— Start of Provided entries —

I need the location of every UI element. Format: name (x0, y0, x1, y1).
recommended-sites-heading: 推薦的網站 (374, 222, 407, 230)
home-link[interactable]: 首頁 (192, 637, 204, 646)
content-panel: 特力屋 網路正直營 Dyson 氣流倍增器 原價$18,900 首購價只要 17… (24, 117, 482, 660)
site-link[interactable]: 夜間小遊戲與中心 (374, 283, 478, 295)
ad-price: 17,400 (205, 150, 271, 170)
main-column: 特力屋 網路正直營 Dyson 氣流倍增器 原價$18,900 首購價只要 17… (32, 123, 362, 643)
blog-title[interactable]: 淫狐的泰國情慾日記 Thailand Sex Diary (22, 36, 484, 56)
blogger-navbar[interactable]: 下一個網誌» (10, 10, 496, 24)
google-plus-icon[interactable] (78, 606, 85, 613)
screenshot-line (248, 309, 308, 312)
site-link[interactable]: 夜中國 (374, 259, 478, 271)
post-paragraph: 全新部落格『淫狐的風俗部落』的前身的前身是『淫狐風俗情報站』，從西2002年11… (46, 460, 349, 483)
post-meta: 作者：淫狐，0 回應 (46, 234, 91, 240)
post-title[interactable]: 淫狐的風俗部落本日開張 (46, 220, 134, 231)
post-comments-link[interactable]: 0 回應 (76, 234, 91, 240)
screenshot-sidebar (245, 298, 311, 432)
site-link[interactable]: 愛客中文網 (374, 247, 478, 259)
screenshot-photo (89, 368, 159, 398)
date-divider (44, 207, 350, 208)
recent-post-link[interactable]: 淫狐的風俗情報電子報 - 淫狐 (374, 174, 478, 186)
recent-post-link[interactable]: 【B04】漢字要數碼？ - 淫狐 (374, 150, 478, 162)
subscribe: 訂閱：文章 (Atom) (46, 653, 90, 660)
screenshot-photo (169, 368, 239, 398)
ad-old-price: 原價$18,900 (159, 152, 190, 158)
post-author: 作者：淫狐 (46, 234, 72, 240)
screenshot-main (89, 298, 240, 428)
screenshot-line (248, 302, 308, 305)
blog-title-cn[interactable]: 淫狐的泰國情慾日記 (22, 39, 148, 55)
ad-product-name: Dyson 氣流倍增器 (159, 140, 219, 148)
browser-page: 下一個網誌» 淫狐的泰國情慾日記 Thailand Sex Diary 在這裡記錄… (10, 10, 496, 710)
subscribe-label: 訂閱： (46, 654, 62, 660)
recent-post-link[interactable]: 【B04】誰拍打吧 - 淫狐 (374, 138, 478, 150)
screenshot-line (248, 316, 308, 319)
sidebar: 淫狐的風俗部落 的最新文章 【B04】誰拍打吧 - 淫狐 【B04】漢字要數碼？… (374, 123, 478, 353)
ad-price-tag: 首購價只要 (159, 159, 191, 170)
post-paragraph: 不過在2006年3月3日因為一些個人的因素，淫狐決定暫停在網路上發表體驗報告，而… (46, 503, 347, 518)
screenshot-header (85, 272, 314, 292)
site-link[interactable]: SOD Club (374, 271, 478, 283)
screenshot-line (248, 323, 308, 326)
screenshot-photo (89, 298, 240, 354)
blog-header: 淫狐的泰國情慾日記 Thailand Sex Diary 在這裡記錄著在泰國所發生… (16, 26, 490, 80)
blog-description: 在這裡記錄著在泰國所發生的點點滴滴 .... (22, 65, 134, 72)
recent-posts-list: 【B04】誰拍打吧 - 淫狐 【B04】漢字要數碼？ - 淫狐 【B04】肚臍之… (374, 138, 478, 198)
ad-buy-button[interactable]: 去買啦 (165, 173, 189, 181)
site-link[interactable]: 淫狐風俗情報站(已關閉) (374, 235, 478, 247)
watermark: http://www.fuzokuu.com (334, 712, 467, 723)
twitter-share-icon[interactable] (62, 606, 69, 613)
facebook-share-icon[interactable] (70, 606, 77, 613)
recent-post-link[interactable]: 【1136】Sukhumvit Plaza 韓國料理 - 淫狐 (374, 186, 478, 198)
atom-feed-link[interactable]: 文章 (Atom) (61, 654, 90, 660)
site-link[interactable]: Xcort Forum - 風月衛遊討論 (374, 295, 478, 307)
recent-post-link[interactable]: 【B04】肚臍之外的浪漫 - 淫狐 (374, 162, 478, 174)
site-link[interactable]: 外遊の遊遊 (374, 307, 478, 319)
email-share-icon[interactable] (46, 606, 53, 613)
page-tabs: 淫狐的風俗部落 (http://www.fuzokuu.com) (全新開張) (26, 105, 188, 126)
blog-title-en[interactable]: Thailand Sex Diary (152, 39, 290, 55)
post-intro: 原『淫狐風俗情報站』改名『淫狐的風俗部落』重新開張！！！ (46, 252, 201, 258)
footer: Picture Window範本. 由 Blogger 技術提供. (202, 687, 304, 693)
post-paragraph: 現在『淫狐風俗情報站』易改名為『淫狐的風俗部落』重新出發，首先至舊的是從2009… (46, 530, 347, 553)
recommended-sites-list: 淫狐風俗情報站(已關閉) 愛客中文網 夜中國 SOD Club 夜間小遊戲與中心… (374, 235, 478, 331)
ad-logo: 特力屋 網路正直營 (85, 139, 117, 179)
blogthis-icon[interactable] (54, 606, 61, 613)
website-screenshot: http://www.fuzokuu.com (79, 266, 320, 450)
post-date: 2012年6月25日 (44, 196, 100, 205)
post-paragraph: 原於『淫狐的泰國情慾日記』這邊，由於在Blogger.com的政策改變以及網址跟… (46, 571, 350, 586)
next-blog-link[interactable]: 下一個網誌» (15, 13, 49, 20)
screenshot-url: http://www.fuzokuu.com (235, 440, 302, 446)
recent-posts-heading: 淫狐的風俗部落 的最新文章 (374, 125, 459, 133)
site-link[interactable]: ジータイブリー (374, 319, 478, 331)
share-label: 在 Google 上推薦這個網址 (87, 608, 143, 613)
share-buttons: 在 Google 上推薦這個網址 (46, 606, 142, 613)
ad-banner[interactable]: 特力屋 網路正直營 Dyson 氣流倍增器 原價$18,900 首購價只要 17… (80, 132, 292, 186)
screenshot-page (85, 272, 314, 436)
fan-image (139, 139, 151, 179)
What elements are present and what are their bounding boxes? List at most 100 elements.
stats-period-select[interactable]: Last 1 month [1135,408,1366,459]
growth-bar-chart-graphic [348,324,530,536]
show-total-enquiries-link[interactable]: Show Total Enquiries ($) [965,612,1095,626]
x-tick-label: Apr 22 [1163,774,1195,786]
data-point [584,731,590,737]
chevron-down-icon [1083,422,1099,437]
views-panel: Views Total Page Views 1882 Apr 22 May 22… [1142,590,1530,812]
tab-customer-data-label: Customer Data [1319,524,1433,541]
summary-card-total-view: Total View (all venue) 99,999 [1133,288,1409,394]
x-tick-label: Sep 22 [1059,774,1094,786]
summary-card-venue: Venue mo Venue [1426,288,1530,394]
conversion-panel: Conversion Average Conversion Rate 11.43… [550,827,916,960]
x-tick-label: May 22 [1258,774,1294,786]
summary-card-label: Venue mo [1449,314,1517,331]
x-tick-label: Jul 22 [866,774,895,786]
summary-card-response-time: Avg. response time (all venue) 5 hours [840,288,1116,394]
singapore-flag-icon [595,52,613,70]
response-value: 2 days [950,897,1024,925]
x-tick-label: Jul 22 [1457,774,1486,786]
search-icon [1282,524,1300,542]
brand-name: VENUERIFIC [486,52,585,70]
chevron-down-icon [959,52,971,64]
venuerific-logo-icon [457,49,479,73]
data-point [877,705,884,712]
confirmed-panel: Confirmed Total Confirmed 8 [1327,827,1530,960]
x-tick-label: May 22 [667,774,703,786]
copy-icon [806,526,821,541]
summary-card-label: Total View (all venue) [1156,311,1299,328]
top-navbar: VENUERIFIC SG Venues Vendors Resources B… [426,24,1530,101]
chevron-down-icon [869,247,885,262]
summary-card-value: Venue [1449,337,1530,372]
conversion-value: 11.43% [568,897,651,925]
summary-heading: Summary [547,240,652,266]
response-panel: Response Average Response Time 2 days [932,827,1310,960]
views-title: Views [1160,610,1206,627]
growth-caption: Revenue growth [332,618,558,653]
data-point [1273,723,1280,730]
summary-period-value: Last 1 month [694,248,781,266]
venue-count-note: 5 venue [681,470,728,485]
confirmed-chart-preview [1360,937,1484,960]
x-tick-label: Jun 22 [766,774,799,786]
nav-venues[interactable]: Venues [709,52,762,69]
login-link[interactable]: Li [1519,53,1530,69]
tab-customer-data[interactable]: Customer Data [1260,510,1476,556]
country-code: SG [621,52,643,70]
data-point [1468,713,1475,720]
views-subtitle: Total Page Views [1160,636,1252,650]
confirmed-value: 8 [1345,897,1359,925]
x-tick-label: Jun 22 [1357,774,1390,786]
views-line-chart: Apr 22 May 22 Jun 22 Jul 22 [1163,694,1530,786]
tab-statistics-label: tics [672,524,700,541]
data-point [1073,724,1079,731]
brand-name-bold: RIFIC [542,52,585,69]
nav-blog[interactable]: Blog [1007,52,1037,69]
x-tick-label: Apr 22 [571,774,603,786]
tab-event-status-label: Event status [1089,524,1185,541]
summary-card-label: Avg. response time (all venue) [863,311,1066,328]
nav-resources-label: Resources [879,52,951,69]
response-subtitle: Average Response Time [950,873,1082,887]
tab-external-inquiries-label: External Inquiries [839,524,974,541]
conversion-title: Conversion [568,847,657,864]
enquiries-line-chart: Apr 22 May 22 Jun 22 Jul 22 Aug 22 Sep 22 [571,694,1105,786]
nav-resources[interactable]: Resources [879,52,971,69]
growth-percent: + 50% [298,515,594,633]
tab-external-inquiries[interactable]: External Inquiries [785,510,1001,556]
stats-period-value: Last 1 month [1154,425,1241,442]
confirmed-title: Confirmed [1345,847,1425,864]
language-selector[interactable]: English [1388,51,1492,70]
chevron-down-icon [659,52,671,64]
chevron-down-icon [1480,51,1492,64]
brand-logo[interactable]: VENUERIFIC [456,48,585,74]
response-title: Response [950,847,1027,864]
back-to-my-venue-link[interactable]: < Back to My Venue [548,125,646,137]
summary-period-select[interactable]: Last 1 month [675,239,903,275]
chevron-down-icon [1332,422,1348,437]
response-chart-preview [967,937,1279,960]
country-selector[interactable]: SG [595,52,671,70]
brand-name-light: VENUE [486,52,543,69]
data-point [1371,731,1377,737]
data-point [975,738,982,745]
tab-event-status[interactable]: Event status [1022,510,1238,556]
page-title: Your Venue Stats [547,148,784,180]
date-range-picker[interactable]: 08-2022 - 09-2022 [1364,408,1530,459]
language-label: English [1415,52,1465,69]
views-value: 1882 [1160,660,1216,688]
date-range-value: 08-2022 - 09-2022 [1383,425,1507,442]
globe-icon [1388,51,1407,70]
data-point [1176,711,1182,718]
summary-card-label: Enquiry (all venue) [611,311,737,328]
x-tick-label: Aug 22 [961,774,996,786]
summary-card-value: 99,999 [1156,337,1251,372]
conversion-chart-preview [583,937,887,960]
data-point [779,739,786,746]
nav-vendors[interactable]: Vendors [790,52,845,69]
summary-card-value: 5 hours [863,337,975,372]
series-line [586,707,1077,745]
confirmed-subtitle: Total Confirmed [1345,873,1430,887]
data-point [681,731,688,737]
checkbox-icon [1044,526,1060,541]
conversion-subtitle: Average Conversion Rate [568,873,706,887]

— End of Provided entries —

Your objective: Set down the lines above, beginning with the first line and ending with the line containing "screenshot-photo (169, 368, 239, 398)", with both of those lines included.

Result of the task:
I need the location of every UI element. Format: name (x0, y0, x1, y1).
recommended-sites-heading: 推薦的網站 (374, 222, 407, 230)
home-link[interactable]: 首頁 (192, 637, 204, 646)
content-panel: 特力屋 網路正直營 Dyson 氣流倍增器 原價$18,900 首購價只要 17… (24, 117, 482, 660)
site-link[interactable]: 夜間小遊戲與中心 (374, 283, 478, 295)
ad-price: 17,400 (205, 150, 271, 170)
main-column: 特力屋 網路正直營 Dyson 氣流倍增器 原價$18,900 首購價只要 17… (32, 123, 362, 643)
blog-title[interactable]: 淫狐的泰國情慾日記 Thailand Sex Diary (22, 36, 484, 56)
blogger-navbar[interactable]: 下一個網誌» (10, 10, 496, 24)
google-plus-icon[interactable] (78, 606, 85, 613)
screenshot-line (248, 309, 308, 312)
site-link[interactable]: 夜中國 (374, 259, 478, 271)
post-paragraph: 全新部落格『淫狐的風俗部落』的前身的前身是『淫狐風俗情報站』，從西2002年11… (46, 460, 349, 483)
post-meta: 作者：淫狐，0 回應 (46, 234, 91, 240)
post-title[interactable]: 淫狐的風俗部落本日開張 (46, 220, 134, 231)
post-comments-link[interactable]: 0 回應 (76, 234, 91, 240)
screenshot-sidebar (245, 298, 311, 432)
site-link[interactable]: 愛客中文網 (374, 247, 478, 259)
screenshot-photo (89, 368, 159, 398)
date-divider (44, 207, 350, 208)
recent-post-link[interactable]: 淫狐的風俗情報電子報 - 淫狐 (374, 174, 478, 186)
recent-post-link[interactable]: 【B04】漢字要數碼？ - 淫狐 (374, 150, 478, 162)
subscribe: 訂閱：文章 (Atom) (46, 653, 90, 660)
screenshot-photo (169, 368, 239, 398)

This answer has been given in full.